__Instruction__:
Reproduce the listing below word for word, with no pictures.

# # # # # # #

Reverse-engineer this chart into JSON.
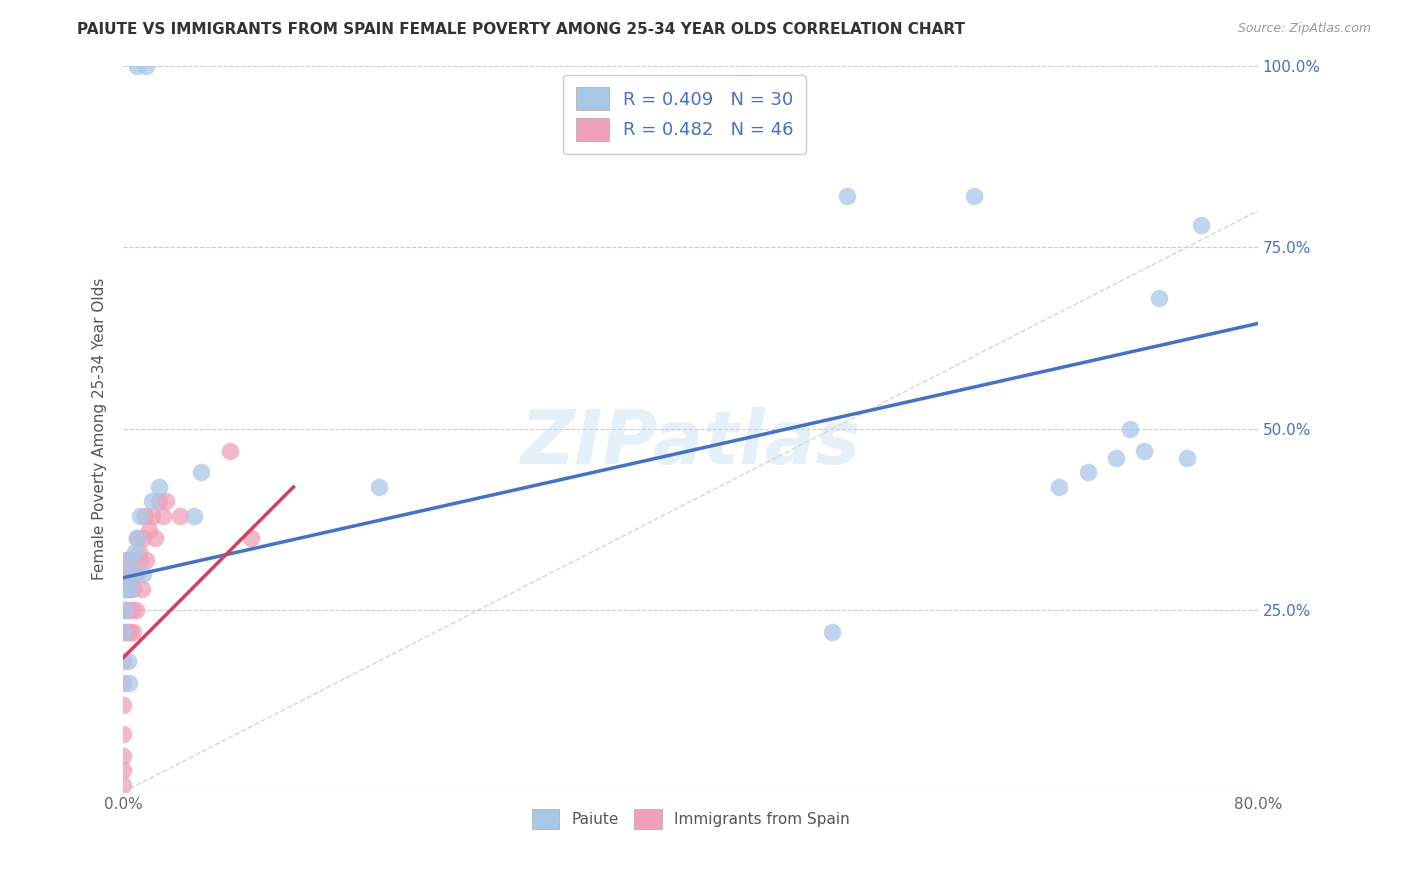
{
  "title": "PAIUTE VS IMMIGRANTS FROM SPAIN FEMALE POVERTY AMONG 25-34 YEAR OLDS CORRELATION CHART",
  "source": "Source: ZipAtlas.com",
  "ylabel": "Female Poverty Among 25-34 Year Olds",
  "xlim": [
    0.0,
    0.8
  ],
  "ylim": [
    0.0,
    1.0
  ],
  "xtick_pos": [
    0.0,
    0.1,
    0.2,
    0.3,
    0.4,
    0.5,
    0.6,
    0.7,
    0.8
  ],
  "xticklabels": [
    "0.0%",
    "",
    "",
    "",
    "",
    "",
    "",
    "",
    "80.0%"
  ],
  "ytick_pos": [
    0.0,
    0.25,
    0.5,
    0.75,
    1.0
  ],
  "yticklabels_right": [
    "",
    "25.0%",
    "50.0%",
    "75.0%",
    "100.0%"
  ],
  "paiute_color": "#a8c8e8",
  "spain_color": "#f0a0b8",
  "trendline_paiute_color": "#4472c4",
  "trendline_spain_color": "#d04060",
  "trendline_diag_color": "#cccccc",
  "R_paiute": 0.409,
  "N_paiute": 30,
  "R_spain": 0.482,
  "N_spain": 46,
  "paiute_x": [
    0.01,
    0.016,
    0.003,
    0.006,
    0.005,
    0.008,
    0.01,
    0.012,
    0.014,
    0.002,
    0.001,
    0.0,
    0.003,
    0.004,
    0.02,
    0.025,
    0.05,
    0.055,
    0.18,
    0.5,
    0.51,
    0.6,
    0.66,
    0.68,
    0.7,
    0.71,
    0.72,
    0.73,
    0.75,
    0.76
  ],
  "paiute_y": [
    1.0,
    1.0,
    0.32,
    0.3,
    0.28,
    0.33,
    0.35,
    0.38,
    0.3,
    0.28,
    0.25,
    0.22,
    0.18,
    0.15,
    0.4,
    0.42,
    0.38,
    0.44,
    0.42,
    0.22,
    0.82,
    0.82,
    0.42,
    0.44,
    0.46,
    0.5,
    0.47,
    0.68,
    0.46,
    0.78
  ],
  "spain_x": [
    0.0,
    0.0,
    0.0,
    0.0,
    0.0,
    0.0,
    0.0,
    0.0,
    0.0,
    0.0,
    0.001,
    0.001,
    0.001,
    0.002,
    0.002,
    0.002,
    0.003,
    0.003,
    0.004,
    0.004,
    0.005,
    0.005,
    0.005,
    0.006,
    0.006,
    0.007,
    0.007,
    0.008,
    0.009,
    0.01,
    0.01,
    0.011,
    0.012,
    0.013,
    0.014,
    0.015,
    0.016,
    0.018,
    0.02,
    0.022,
    0.025,
    0.028,
    0.03,
    0.04,
    0.075,
    0.09
  ],
  "spain_y": [
    0.28,
    0.25,
    0.22,
    0.18,
    0.15,
    0.12,
    0.08,
    0.05,
    0.03,
    0.01,
    0.3,
    0.28,
    0.25,
    0.32,
    0.28,
    0.22,
    0.3,
    0.25,
    0.28,
    0.22,
    0.32,
    0.28,
    0.22,
    0.3,
    0.25,
    0.28,
    0.22,
    0.3,
    0.25,
    0.35,
    0.3,
    0.33,
    0.32,
    0.28,
    0.35,
    0.38,
    0.32,
    0.36,
    0.38,
    0.35,
    0.4,
    0.38,
    0.4,
    0.38,
    0.47,
    0.35
  ],
  "watermark": "ZIPatlas",
  "background_color": "#ffffff",
  "grid_color": "#cccccc",
  "trendline_paiute_x0": 0.0,
  "trendline_paiute_y0": 0.295,
  "trendline_paiute_x1": 0.8,
  "trendline_paiute_y1": 0.645,
  "trendline_spain_x0": 0.0,
  "trendline_spain_y0": 0.185,
  "trendline_spain_x1": 0.12,
  "trendline_spain_y1": 0.42
}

# # # # # # #

__Full solution__:
Reverse-engineer this chart into JSON.
{
  "title": "PAIUTE VS IMMIGRANTS FROM SPAIN FEMALE POVERTY AMONG 25-34 YEAR OLDS CORRELATION CHART",
  "source": "Source: ZipAtlas.com",
  "ylabel": "Female Poverty Among 25-34 Year Olds",
  "xlim": [
    0.0,
    0.8
  ],
  "ylim": [
    0.0,
    1.0
  ],
  "xtick_pos": [
    0.0,
    0.1,
    0.2,
    0.3,
    0.4,
    0.5,
    0.6,
    0.7,
    0.8
  ],
  "xticklabels": [
    "0.0%",
    "",
    "",
    "",
    "",
    "",
    "",
    "",
    "80.0%"
  ],
  "ytick_pos": [
    0.0,
    0.25,
    0.5,
    0.75,
    1.0
  ],
  "yticklabels_right": [
    "",
    "25.0%",
    "50.0%",
    "75.0%",
    "100.0%"
  ],
  "paiute_color": "#a8c8e8",
  "spain_color": "#f0a0b8",
  "trendline_paiute_color": "#4472c4",
  "trendline_spain_color": "#d04060",
  "trendline_diag_color": "#cccccc",
  "R_paiute": 0.409,
  "N_paiute": 30,
  "R_spain": 0.482,
  "N_spain": 46,
  "paiute_x": [
    0.01,
    0.016,
    0.003,
    0.006,
    0.005,
    0.008,
    0.01,
    0.012,
    0.014,
    0.002,
    0.001,
    0.0,
    0.003,
    0.004,
    0.02,
    0.025,
    0.05,
    0.055,
    0.18,
    0.5,
    0.51,
    0.6,
    0.66,
    0.68,
    0.7,
    0.71,
    0.72,
    0.73,
    0.75,
    0.76
  ],
  "paiute_y": [
    1.0,
    1.0,
    0.32,
    0.3,
    0.28,
    0.33,
    0.35,
    0.38,
    0.3,
    0.28,
    0.25,
    0.22,
    0.18,
    0.15,
    0.4,
    0.42,
    0.38,
    0.44,
    0.42,
    0.22,
    0.82,
    0.82,
    0.42,
    0.44,
    0.46,
    0.5,
    0.47,
    0.68,
    0.46,
    0.78
  ],
  "spain_x": [
    0.0,
    0.0,
    0.0,
    0.0,
    0.0,
    0.0,
    0.0,
    0.0,
    0.0,
    0.0,
    0.001,
    0.001,
    0.001,
    0.002,
    0.002,
    0.002,
    0.003,
    0.003,
    0.004,
    0.004,
    0.005,
    0.005,
    0.005,
    0.006,
    0.006,
    0.007,
    0.007,
    0.008,
    0.009,
    0.01,
    0.01,
    0.011,
    0.012,
    0.013,
    0.014,
    0.015,
    0.016,
    0.018,
    0.02,
    0.022,
    0.025,
    0.028,
    0.03,
    0.04,
    0.075,
    0.09
  ],
  "spain_y": [
    0.28,
    0.25,
    0.22,
    0.18,
    0.15,
    0.12,
    0.08,
    0.05,
    0.03,
    0.01,
    0.3,
    0.28,
    0.25,
    0.32,
    0.28,
    0.22,
    0.3,
    0.25,
    0.28,
    0.22,
    0.32,
    0.28,
    0.22,
    0.3,
    0.25,
    0.28,
    0.22,
    0.3,
    0.25,
    0.35,
    0.3,
    0.33,
    0.32,
    0.28,
    0.35,
    0.38,
    0.32,
    0.36,
    0.38,
    0.35,
    0.4,
    0.38,
    0.4,
    0.38,
    0.47,
    0.35
  ],
  "watermark": "ZIPatlas",
  "background_color": "#ffffff",
  "grid_color": "#cccccc",
  "trendline_paiute_x0": 0.0,
  "trendline_paiute_y0": 0.295,
  "trendline_paiute_x1": 0.8,
  "trendline_paiute_y1": 0.645,
  "trendline_spain_x0": 0.0,
  "trendline_spain_y0": 0.185,
  "trendline_spain_x1": 0.12,
  "trendline_spain_y1": 0.42
}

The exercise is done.